→ Directive 1
In the records, from the line with "current-section-label: Current bbox=[11, 211, 63, 225]" up to and including the line with "arrow-right-icon[interactable]: ▶ bbox=[417, 167, 422, 176]", swap "toggle-knob" for "switch-handle" and write out those lines with nothing else altered.
→ Directive 2
Pick up the Research and Creative Achievement Week judging guidelines after their final line and keep writing.

→ Text passage
Judge Volunteer Form & Judging Criteria


All judging volunteers must be either Faculty/Postdocs/Staff (with at least a master’s degree) or a current Graduate Student.  Judging workshops are required for new graduate student judges.  Workshop dates and times are embedded in the signup form and shown below.

Judge Signup Form

For first-time graduate students training to judge undergraduate presentations, please attend one of the following judging workshops:

Rawl 101 on Tuesday, March 12 from 5:00 PM – 6:00 PM

Brody 4N86 on Thursday, March 21 from 5:00 PM – 6:00 PM

Purpose of Research and Creative Achievement Week
Judging Criteria

The Research and Creative Achievement Week (RCAW) is an occasion for the display, performance, and evaluation of student research and creative activity projects, whether originating solely from student(s) or carried out collaboratively with faculty.

A successful RCAW will achieve several student-learner objectives:

  • Enhance self-concept
  • Develop inquiry and problem-solving skills
  • Develop creativity
  • Improve organizational ability
  • Develop both written and oral communication skills
  • Improve in-depth knowledge of a discipline or field
  • Enhance the experience of working collaboratively with other students and/or faculty

A successful RCAW will address the following educational goals:

  • Exploration of real world issues important to the student
  • Hands-on/minds-on approach
  • Knowledge
  • Inquiry skills
  • Higher order thinking skills
  • Habits of mind
  • Integration
  • Social skills

Guidelines for Judges

The attitudes and conduct of the judges determine the success of any Research and Creative Achievement Week (RCAW) activity.  Therefore, it is vital that each judge understands thoroughly his or her duties and obligations.  He or she should also have knowledge of all the requirements of the participants.  All judges need to have a genuine interest in students combined with a desire to offer encouragement and guidance in their efforts to pursue learning in the various fields or disciplines.

Guidelines for Judging Posters and Oral Sessions

  • At least two judges will judge each project.

→ Extracted data
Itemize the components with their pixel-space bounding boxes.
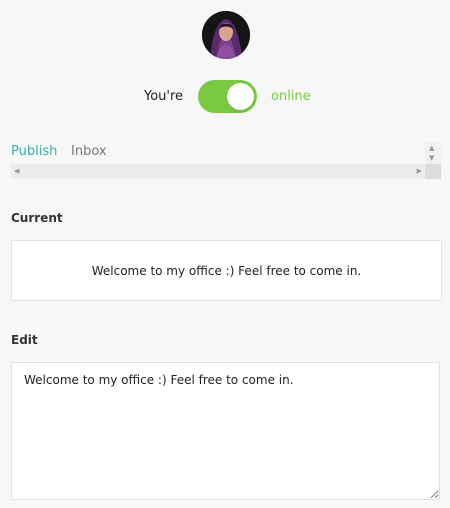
current-section-label: Current bbox=[11, 211, 63, 225]
online-status-toggle[interactable] bbox=[198, 80, 257, 113]
arrow-up-icon[interactable]: ▲ bbox=[429, 144, 434, 153]
status-prefix-label: You're bbox=[144, 89, 184, 104]
edit-message-textarea[interactable]: Welcome to my office :) Feel free to com… bbox=[11, 362, 440, 500]
toggle-knob bbox=[227, 83, 254, 110]
avatar[interactable] bbox=[202, 11, 250, 59]
arrow-down-icon[interactable]: ▼ bbox=[429, 154, 434, 163]
avatar-photo bbox=[202, 11, 250, 59]
status-value-label: online bbox=[271, 89, 311, 104]
vertical-scrollbar[interactable]: ▲ ▼ bbox=[425, 142, 441, 179]
arrow-right-icon[interactable]: ▶ bbox=[417, 167, 422, 176]
tab-publish[interactable]: Publish bbox=[11, 144, 57, 159]
current-message-text: Welcome to my office :) Feel free to com… bbox=[91, 263, 362, 278]
horizontal-scrollbar[interactable]: ◀ ▶ bbox=[11, 164, 425, 179]
arrow-left-icon[interactable]: ◀ bbox=[14, 167, 19, 176]
tab-inbox[interactable]: Inbox bbox=[71, 144, 107, 159]
edit-section-label: Edit bbox=[11, 333, 38, 347]
current-message-box: Welcome to my office :) Feel free to com… bbox=[11, 240, 442, 301]
status-row: You're online bbox=[0, 80, 450, 114]
scrollbar-corner bbox=[425, 164, 441, 179]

→ Answer 1
current-section-label: Current bbox=[11, 211, 63, 225]
online-status-toggle[interactable] bbox=[198, 80, 257, 113]
arrow-up-icon[interactable]: ▲ bbox=[429, 144, 434, 153]
status-prefix-label: You're bbox=[144, 89, 184, 104]
edit-message-textarea[interactable]: Welcome to my office :) Feel free to com… bbox=[11, 362, 440, 500]
switch-handle bbox=[227, 83, 254, 110]
avatar[interactable] bbox=[202, 11, 250, 59]
arrow-down-icon[interactable]: ▼ bbox=[429, 154, 434, 163]
avatar-photo bbox=[202, 11, 250, 59]
status-value-label: online bbox=[271, 89, 311, 104]
vertical-scrollbar[interactable]: ▲ ▼ bbox=[425, 142, 441, 179]
arrow-right-icon[interactable]: ▶ bbox=[417, 167, 422, 176]

→ Answer 2
  • During oral sessions, students will present their research and then answer questions. During poster sessions, students will provide a brief overview of the study displayed on the poster and then answer questions. Judges should listen carefully to the complete presentation.
  • For individual projects, the student will give his/her oral presentation of the project and then answer questions about his/her work on the project.
  • For team projects (for which there are multiple presenters), a team spokesperson will likely be designated to give the oral presentation of the project. All team members should be able to answer questions pertaining to the project. If not addressed in the presentation, judges should ask each team member for a brief description of their contributions to the project, and ask the team to address how they worked together.
  • Judges should be exceptionally courteous to all students. The students should be put at ease, especially any who appear nervous during questioning.
  • After the student’s presentation, judges should feel free to question the student on the materials and tools used and the methods, terms used, sources of information, and the amount and type of assistance enlisted in the preparation of the project. It is also proper to ask questions within the discipline or subject matter involved at the student’s level of learning.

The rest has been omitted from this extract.